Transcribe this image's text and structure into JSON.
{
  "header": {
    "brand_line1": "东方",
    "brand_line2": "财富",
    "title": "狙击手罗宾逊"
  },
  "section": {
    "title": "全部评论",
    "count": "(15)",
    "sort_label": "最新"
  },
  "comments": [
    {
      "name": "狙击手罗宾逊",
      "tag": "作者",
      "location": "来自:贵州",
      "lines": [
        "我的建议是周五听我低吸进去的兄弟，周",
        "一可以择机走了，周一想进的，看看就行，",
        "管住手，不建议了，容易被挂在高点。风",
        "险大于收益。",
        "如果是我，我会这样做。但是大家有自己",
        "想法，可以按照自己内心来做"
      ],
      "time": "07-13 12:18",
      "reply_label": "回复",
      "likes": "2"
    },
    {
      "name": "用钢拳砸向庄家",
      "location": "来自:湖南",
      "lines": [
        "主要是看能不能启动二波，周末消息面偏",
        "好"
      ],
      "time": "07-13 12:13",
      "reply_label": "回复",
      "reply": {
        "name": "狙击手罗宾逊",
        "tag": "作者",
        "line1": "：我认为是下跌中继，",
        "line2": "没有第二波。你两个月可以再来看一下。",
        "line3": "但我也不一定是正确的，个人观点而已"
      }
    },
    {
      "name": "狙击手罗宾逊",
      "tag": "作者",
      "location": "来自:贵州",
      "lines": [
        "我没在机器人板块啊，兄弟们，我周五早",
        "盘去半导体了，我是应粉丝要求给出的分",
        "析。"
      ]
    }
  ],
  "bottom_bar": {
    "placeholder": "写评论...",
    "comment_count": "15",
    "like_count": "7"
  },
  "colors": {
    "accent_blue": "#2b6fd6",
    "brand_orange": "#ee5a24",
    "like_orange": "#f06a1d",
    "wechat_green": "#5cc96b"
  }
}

▶ [Instruction]
Pull every line containing the word "name" out of the entries above.

▶ [Expected answer]
      "name": "狙击手罗宾逊",
      "name": "用钢拳砸向庄家",
        "name": "狙击手罗宾逊",
      "name": "狙击手罗宾逊",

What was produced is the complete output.